- WRITTEN EXERCISE:
Every entry must be echoed exactly.

-- Begin MATERIALS PROVIDED --

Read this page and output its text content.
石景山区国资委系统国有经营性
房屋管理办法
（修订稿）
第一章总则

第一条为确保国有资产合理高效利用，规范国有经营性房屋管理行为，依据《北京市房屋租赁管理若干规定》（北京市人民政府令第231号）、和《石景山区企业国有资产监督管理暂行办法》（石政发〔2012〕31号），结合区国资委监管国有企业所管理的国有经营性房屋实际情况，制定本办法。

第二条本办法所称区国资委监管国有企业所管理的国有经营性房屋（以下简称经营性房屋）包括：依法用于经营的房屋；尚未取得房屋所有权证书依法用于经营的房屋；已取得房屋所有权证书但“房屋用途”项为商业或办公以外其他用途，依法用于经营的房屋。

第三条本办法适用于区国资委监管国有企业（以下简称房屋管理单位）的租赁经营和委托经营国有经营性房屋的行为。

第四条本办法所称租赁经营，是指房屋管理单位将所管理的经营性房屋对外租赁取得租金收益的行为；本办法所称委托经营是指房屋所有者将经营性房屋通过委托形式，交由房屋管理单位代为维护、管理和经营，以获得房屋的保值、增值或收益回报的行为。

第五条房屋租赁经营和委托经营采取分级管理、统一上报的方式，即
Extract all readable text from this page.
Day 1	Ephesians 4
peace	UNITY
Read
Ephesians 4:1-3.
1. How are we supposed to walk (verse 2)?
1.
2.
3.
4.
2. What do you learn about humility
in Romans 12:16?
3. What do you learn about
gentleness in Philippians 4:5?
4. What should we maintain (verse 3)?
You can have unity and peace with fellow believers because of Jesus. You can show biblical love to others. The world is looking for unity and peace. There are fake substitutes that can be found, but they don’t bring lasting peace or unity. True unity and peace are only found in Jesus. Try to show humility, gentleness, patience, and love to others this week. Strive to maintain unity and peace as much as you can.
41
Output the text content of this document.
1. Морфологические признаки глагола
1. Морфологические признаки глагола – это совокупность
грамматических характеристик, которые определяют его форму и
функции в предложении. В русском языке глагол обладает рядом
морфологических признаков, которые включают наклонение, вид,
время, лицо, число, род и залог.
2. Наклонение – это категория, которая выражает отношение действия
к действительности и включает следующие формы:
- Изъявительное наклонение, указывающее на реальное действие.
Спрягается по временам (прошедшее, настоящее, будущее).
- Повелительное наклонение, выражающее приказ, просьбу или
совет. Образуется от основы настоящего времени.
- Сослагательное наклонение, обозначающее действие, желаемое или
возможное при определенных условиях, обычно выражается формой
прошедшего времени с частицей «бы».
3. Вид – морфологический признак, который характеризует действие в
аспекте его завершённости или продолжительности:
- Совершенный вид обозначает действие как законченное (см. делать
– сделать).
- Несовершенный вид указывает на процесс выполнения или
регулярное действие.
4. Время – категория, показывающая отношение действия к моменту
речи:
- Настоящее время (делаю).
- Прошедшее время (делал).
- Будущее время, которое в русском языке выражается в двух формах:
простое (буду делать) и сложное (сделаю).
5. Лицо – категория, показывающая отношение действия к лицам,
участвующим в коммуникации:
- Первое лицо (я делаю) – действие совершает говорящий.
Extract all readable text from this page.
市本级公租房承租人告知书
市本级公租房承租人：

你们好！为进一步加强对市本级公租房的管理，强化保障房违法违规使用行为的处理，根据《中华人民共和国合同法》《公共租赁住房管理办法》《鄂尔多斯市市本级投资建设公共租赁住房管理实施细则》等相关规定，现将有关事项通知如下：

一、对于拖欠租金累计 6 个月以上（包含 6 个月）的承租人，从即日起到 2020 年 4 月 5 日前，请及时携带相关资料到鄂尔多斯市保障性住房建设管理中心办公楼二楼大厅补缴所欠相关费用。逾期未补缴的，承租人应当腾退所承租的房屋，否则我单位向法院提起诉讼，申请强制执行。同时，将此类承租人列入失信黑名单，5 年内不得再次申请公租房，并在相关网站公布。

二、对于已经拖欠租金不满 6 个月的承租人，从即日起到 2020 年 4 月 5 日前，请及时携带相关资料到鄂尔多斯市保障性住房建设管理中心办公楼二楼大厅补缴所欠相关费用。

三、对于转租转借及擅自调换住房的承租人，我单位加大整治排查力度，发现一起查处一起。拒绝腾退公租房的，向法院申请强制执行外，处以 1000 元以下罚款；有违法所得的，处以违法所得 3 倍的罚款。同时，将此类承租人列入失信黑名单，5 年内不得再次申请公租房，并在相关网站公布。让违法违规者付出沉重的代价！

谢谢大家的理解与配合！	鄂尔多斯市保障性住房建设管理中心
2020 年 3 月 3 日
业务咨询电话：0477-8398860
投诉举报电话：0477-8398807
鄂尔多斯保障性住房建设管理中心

-- End MATERIALS PROVIDED --

- PROBLEM SOLUTION:
Read this page and output its text content.
石景山区国资委系统国有经营性
房屋管理办法
（修订稿）
第一章总则

第一条为确保国有资产合理高效利用，规范国有经营性房屋管理行为，依据《北京市房屋租赁管理若干规定》（北京市人民政府令第231号）、和《石景山区企业国有资产监督管理暂行办法》（石政发〔2012〕31号），结合区国资委监管国有企业所管理的国有经营性房屋实际情况，制定本办法。

第二条本办法所称区国资委监管国有企业所管理的国有经营性房屋（以下简称经营性房屋）包括：依法用于经营的房屋；尚未取得房屋所有权证书依法用于经营的房屋；已取得房屋所有权证书但“房屋用途”项为商业或办公以外其他用途，依法用于经营的房屋。

第三条本办法适用于区国资委监管国有企业（以下简称房屋管理单位）的租赁经营和委托经营国有经营性房屋的行为。

第四条本办法所称租赁经营，是指房屋管理单位将所管理的经营性房屋对外租赁取得租金收益的行为；本办法所称委托经营是指房屋所有者将经营性房屋通过委托形式，交由房屋管理单位代为维护、管理和经营，以获得房屋的保值、增值或收益回报的行为。

第五条房屋租赁经营和委托经营采取分级管理、统一上报的方式，即
Extract all readable text from this page.
Day 1	Ephesians 4
peace	UNITY
Read
Ephesians 4:1-3.
1. How are we supposed to walk (verse 2)?
1.
2.
3.
4.
2. What do you learn about humility
in Romans 12:16?
3. What do you learn about
gentleness in Philippians 4:5?
4. What should we maintain (verse 3)?
You can have unity and peace with fellow believers because of Jesus. You can show biblical love to others. The world is looking for unity and peace. There are fake substitutes that can be found, but they don’t bring lasting peace or unity. True unity and peace are only found in Jesus. Try to show humility, gentleness, patience, and love to others this week. Strive to maintain unity and peace as much as you can.
41
Output the text content of this document.
1. Морфологические признаки глагола
1. Морфологические признаки глагола – это совокупность
грамматических характеристик, которые определяют его форму и
функции в предложении. В русском языке глагол обладает рядом
морфологических признаков, которые включают наклонение, вид,
время, лицо, число, род и залог.
2. Наклонение – это категория, которая выражает отношение действия
к действительности и включает следующие формы:
- Изъявительное наклонение, указывающее на реальное действие.
Спрягается по временам (прошедшее, настоящее, будущее).
- Повелительное наклонение, выражающее приказ, просьбу или
совет. Образуется от основы настоящего времени.
- Сослагательное наклонение, обозначающее действие, желаемое или
возможное при определенных условиях, обычно выражается формой
прошедшего времени с частицей «бы».
3. Вид – морфологический признак, который характеризует действие в
аспекте его завершённости или продолжительности:
- Совершенный вид обозначает действие как законченное (см. делать
– сделать).
- Несовершенный вид указывает на процесс выполнения или
регулярное действие.
4. Время – категория, показывающая отношение действия к моменту
речи:
- Настоящее время (делаю).
- Прошедшее время (делал).
- Будущее время, которое в русском языке выражается в двух формах:
простое (буду делать) и сложное (сделаю).
5. Лицо – категория, показывающая отношение действия к лицам,
участвующим в коммуникации:
- Первое лицо (я делаю) – действие совершает говорящий.
Extract all readable text from this page.
市本级公租房承租人告知书
市本级公租房承租人：

你们好！为进一步加强对市本级公租房的管理，强化保障房违法违规使用行为的处理，根据《中华人民共和国合同法》《公共租赁住房管理办法》《鄂尔多斯市市本级投资建设公共租赁住房管理实施细则》等相关规定，现将有关事项通知如下：

一、对于拖欠租金累计 6 个月以上（包含 6 个月）的承租人，从即日起到 2020 年 4 月 5 日前，请及时携带相关资料到鄂尔多斯市保障性住房建设管理中心办公楼二楼大厅补缴所欠相关费用。逾期未补缴的，承租人应当腾退所承租的房屋，否则我单位向法院提起诉讼，申请强制执行。同时，将此类承租人列入失信黑名单，5 年内不得再次申请公租房，并在相关网站公布。

二、对于已经拖欠租金不满 6 个月的承租人，从即日起到 2020 年 4 月 5 日前，请及时携带相关资料到鄂尔多斯市保障性住房建设管理中心办公楼二楼大厅补缴所欠相关费用。

三、对于转租转借及擅自调换住房的承租人，我单位加大整治排查力度，发现一起查处一起。拒绝腾退公租房的，向法院申请强制执行外，处以 1000 元以下罚款；有违法所得的，处以违法所得 3 倍的罚款。同时，将此类承租人列入失信黑名单，5 年内不得再次申请公租房，并在相关网站公布。让违法违规者付出沉重的代价！

谢谢大家的理解与配合！	鄂尔多斯市保障性住房建设管理中心
2020 年 3 月 3 日
业务咨询电话：0477-8398860
投诉举报电话：0477-8398807
鄂尔多斯保障性住房建设管理中心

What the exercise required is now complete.